EXERCISE: The entries below need to be written out exactly, with no pictures included.

[Items from a figure collection]
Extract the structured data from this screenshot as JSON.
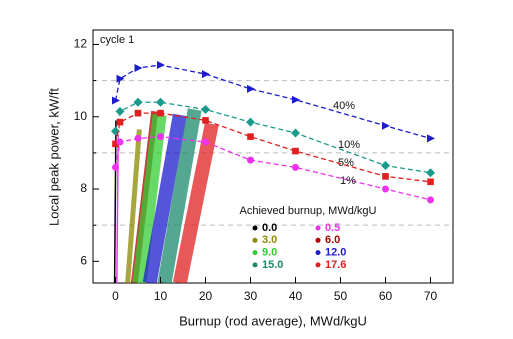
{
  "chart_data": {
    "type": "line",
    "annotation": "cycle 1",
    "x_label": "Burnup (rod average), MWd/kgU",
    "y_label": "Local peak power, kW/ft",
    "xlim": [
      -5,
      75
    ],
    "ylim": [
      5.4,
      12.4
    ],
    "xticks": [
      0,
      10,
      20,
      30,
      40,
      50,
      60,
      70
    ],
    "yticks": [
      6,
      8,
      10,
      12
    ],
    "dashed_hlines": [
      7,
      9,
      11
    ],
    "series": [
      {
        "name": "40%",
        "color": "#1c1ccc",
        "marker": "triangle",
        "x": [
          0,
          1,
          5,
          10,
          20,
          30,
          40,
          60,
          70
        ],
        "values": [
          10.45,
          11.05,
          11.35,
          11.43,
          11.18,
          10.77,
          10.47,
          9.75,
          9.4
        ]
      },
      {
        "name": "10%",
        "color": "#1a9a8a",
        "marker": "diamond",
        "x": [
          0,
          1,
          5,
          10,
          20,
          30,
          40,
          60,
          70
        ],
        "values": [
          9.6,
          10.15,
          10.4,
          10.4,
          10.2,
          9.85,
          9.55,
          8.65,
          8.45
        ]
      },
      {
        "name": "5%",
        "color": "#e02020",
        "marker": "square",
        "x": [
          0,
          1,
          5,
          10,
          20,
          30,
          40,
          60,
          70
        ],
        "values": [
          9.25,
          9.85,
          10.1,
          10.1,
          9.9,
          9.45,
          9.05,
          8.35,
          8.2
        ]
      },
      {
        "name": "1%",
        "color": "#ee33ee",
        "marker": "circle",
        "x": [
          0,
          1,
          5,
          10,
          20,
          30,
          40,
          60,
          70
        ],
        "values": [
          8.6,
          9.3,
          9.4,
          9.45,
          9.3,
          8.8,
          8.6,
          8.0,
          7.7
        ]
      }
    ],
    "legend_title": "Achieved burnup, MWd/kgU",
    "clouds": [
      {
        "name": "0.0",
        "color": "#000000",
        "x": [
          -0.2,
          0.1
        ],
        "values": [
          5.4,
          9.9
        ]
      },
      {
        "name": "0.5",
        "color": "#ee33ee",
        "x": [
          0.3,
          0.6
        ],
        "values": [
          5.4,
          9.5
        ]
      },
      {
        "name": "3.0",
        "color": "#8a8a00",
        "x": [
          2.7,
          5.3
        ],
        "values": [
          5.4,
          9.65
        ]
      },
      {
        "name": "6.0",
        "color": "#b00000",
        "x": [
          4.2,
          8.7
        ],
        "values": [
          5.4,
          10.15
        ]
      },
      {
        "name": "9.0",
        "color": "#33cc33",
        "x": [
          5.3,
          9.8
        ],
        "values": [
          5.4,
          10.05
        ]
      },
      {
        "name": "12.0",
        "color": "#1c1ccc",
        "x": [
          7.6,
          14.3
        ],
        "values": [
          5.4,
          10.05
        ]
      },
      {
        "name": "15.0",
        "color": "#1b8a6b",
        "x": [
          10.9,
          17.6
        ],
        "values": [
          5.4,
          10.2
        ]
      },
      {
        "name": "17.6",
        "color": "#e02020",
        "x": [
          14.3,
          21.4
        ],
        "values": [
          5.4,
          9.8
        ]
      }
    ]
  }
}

SOLVED EXERCISE:
Extract the structured data from this screenshot as JSON.
{
  "chart_data": {
    "type": "line",
    "annotation": "cycle 1",
    "x_label": "Burnup (rod average), MWd/kgU",
    "y_label": "Local peak power, kW/ft",
    "xlim": [
      -5,
      75
    ],
    "ylim": [
      5.4,
      12.4
    ],
    "xticks": [
      0,
      10,
      20,
      30,
      40,
      50,
      60,
      70
    ],
    "yticks": [
      6,
      8,
      10,
      12
    ],
    "dashed_hlines": [
      7,
      9,
      11
    ],
    "series": [
      {
        "name": "40%",
        "color": "#1c1ccc",
        "marker": "triangle",
        "x": [
          0,
          1,
          5,
          10,
          20,
          30,
          40,
          60,
          70
        ],
        "values": [
          10.45,
          11.05,
          11.35,
          11.43,
          11.18,
          10.77,
          10.47,
          9.75,
          9.4
        ]
      },
      {
        "name": "10%",
        "color": "#1a9a8a",
        "marker": "diamond",
        "x": [
          0,
          1,
          5,
          10,
          20,
          30,
          40,
          60,
          70
        ],
        "values": [
          9.6,
          10.15,
          10.4,
          10.4,
          10.2,
          9.85,
          9.55,
          8.65,
          8.45
        ]
      },
      {
        "name": "5%",
        "color": "#e02020",
        "marker": "square",
        "x": [
          0,
          1,
          5,
          10,
          20,
          30,
          40,
          60,
          70
        ],
        "values": [
          9.25,
          9.85,
          10.1,
          10.1,
          9.9,
          9.45,
          9.05,
          8.35,
          8.2
        ]
      },
      {
        "name": "1%",
        "color": "#ee33ee",
        "marker": "circle",
        "x": [
          0,
          1,
          5,
          10,
          20,
          30,
          40,
          60,
          70
        ],
        "values": [
          8.6,
          9.3,
          9.4,
          9.45,
          9.3,
          8.8,
          8.6,
          8.0,
          7.7
        ]
      }
    ],
    "legend_title": "Achieved burnup, MWd/kgU",
    "clouds": [
      {
        "name": "0.0",
        "color": "#000000",
        "x": [
          -0.2,
          0.1
        ],
        "values": [
          5.4,
          9.9
        ]
      },
      {
        "name": "0.5",
        "color": "#ee33ee",
        "x": [
          0.3,
          0.6
        ],
        "values": [
          5.4,
          9.5
        ]
      },
      {
        "name": "3.0",
        "color": "#8a8a00",
        "x": [
          2.7,
          5.3
        ],
        "values": [
          5.4,
          9.65
        ]
      },
      {
        "name": "6.0",
        "color": "#b00000",
        "x": [
          4.2,
          8.7
        ],
        "values": [
          5.4,
          10.15
        ]
      },
      {
        "name": "9.0",
        "color": "#33cc33",
        "x": [
          5.3,
          9.8
        ],
        "values": [
          5.4,
          10.05
        ]
      },
      {
        "name": "12.0",
        "color": "#1c1ccc",
        "x": [
          7.6,
          14.3
        ],
        "values": [
          5.4,
          10.05
        ]
      },
      {
        "name": "15.0",
        "color": "#1b8a6b",
        "x": [
          10.9,
          17.6
        ],
        "values": [
          5.4,
          10.2
        ]
      },
      {
        "name": "17.6",
        "color": "#e02020",
        "x": [
          14.3,
          21.4
        ],
        "values": [
          5.4,
          9.8
        ]
      }
    ]
  }
}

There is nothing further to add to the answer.